• _Requirements_:
Starting from the first line of the records and stopping after the line that contains "cell-destination: كرمانشاه xyxy=(23,466,389,511)", render those lines as a numbered list with blank lines omitted.

──────

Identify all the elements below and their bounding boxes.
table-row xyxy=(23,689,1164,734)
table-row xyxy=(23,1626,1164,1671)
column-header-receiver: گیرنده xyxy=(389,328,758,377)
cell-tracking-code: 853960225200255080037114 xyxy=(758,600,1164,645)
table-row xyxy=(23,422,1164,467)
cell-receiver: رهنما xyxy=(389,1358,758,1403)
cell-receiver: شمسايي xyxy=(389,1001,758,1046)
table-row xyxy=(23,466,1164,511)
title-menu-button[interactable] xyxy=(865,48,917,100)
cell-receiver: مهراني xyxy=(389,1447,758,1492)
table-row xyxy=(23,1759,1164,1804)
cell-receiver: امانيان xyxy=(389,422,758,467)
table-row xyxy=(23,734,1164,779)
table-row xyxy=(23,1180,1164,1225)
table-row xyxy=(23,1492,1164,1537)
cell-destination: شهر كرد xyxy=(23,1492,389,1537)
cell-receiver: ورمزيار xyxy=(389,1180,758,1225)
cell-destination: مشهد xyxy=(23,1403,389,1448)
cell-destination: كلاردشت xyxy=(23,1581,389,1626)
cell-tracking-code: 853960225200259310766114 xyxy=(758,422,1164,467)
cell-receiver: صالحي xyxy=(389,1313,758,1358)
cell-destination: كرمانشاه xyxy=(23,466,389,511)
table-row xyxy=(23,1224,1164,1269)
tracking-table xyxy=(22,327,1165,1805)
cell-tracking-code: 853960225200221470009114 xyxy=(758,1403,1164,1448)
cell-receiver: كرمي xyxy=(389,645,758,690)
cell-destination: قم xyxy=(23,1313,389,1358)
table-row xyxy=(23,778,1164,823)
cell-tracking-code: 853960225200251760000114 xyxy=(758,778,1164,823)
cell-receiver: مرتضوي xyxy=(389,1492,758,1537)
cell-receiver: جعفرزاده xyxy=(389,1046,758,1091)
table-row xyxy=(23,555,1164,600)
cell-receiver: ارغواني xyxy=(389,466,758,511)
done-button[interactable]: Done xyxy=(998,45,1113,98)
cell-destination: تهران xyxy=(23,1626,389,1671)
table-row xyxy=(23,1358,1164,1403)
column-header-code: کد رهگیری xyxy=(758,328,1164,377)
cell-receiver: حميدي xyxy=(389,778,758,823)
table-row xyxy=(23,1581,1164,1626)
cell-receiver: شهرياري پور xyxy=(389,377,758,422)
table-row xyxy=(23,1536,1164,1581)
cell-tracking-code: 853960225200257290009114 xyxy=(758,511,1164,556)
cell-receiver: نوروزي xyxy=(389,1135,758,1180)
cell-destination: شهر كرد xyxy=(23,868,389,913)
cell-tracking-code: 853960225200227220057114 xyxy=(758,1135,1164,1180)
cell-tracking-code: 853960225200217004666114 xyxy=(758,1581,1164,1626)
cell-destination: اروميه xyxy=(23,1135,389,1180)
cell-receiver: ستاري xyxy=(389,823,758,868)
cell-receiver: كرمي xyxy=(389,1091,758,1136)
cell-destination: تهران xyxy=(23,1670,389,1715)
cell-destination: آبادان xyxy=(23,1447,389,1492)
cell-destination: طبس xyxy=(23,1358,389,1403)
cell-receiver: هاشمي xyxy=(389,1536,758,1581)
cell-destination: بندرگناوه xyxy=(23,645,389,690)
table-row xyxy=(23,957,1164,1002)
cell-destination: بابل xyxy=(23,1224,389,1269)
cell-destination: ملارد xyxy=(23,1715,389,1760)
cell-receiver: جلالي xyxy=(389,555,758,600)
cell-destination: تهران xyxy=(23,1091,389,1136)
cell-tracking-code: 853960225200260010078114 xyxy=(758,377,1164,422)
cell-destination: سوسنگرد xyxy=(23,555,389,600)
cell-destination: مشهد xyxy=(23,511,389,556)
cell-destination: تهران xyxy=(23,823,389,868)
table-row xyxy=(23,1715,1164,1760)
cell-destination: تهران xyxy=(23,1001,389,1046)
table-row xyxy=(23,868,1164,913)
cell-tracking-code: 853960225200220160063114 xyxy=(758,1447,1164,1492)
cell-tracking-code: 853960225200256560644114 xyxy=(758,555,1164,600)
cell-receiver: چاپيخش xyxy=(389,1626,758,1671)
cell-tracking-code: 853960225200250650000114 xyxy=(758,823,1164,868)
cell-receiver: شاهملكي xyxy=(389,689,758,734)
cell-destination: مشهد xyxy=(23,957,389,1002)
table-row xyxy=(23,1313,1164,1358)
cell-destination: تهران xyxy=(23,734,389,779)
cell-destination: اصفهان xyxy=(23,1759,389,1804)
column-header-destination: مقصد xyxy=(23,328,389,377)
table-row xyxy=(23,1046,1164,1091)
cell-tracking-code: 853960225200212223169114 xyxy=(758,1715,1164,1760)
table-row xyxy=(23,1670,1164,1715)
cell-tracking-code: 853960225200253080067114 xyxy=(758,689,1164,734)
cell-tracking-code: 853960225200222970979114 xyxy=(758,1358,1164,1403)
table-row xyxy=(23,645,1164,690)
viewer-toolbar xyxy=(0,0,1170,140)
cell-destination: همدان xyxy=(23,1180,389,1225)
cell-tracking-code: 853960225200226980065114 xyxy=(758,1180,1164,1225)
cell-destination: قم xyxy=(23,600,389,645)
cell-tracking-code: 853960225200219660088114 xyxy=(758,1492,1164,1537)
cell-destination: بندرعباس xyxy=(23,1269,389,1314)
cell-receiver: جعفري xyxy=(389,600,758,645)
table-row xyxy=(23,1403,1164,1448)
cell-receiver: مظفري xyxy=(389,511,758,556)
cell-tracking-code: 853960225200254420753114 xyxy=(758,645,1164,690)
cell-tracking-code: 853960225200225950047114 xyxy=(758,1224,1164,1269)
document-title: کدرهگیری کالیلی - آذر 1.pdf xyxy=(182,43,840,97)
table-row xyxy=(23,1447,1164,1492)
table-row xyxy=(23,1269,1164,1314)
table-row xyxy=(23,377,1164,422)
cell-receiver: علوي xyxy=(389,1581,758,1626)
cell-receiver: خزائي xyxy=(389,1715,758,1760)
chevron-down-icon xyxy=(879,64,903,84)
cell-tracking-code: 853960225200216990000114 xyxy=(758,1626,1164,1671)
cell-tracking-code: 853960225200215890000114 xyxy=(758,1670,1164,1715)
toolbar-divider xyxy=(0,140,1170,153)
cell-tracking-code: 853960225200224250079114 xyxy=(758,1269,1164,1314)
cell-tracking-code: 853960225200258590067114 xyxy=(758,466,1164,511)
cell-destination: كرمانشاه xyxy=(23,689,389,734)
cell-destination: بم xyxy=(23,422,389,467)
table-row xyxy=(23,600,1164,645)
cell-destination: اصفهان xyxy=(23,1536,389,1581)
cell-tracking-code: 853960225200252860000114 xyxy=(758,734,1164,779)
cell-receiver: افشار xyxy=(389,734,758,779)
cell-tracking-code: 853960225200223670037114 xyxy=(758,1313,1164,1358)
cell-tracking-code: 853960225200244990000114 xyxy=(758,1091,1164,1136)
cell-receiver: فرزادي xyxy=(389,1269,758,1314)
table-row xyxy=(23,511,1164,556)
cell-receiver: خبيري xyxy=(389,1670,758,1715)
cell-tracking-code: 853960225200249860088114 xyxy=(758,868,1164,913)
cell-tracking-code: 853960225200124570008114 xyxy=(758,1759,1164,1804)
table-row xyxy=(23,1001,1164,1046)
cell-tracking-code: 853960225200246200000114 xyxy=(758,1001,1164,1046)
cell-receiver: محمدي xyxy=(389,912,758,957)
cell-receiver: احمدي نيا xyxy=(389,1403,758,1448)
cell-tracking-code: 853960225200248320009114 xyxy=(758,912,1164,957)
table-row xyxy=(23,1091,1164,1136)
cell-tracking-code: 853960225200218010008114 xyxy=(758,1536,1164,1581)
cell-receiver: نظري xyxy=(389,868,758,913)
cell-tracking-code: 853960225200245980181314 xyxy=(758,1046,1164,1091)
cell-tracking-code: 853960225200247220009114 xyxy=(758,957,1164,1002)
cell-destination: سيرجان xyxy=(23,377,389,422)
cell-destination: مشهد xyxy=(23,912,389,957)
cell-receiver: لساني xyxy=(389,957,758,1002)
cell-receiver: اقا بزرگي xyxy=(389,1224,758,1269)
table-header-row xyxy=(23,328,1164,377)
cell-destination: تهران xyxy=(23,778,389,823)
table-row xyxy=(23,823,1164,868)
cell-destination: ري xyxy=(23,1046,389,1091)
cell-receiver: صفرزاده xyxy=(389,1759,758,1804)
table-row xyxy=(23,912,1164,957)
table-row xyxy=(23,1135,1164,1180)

──────

• _Result for this exercise_:
1. Identify all the elements below and their bounding boxes.
2. table-row xyxy=(23,689,1164,734)
3. table-row xyxy=(23,1626,1164,1671)
4. column-header-receiver: گیرنده xyxy=(389,328,758,377)
5. cell-tracking-code: 853960225200255080037114 xyxy=(758,600,1164,645)
6. table-row xyxy=(23,422,1164,467)
7. cell-receiver: رهنما xyxy=(389,1358,758,1403)
8. cell-receiver: شمسايي xyxy=(389,1001,758,1046)
9. table-row xyxy=(23,466,1164,511)
10. title-menu-button[interactable] xyxy=(865,48,917,100)
11. cell-receiver: مهراني xyxy=(389,1447,758,1492)
12. table-row xyxy=(23,1759,1164,1804)
13. cell-receiver: امانيان xyxy=(389,422,758,467)
14. table-row xyxy=(23,734,1164,779)
15. table-row xyxy=(23,1180,1164,1225)
16. table-row xyxy=(23,1492,1164,1537)
17. cell-destination: شهر كرد xyxy=(23,1492,389,1537)
18. cell-receiver: ورمزيار xyxy=(389,1180,758,1225)
19. cell-destination: مشهد xyxy=(23,1403,389,1448)
20. cell-destination: كلاردشت xyxy=(23,1581,389,1626)
21. cell-tracking-code: 853960225200259310766114 xyxy=(758,422,1164,467)
22. cell-receiver: صالحي xyxy=(389,1313,758,1358)
23. cell-destination: كرمانشاه xyxy=(23,466,389,511)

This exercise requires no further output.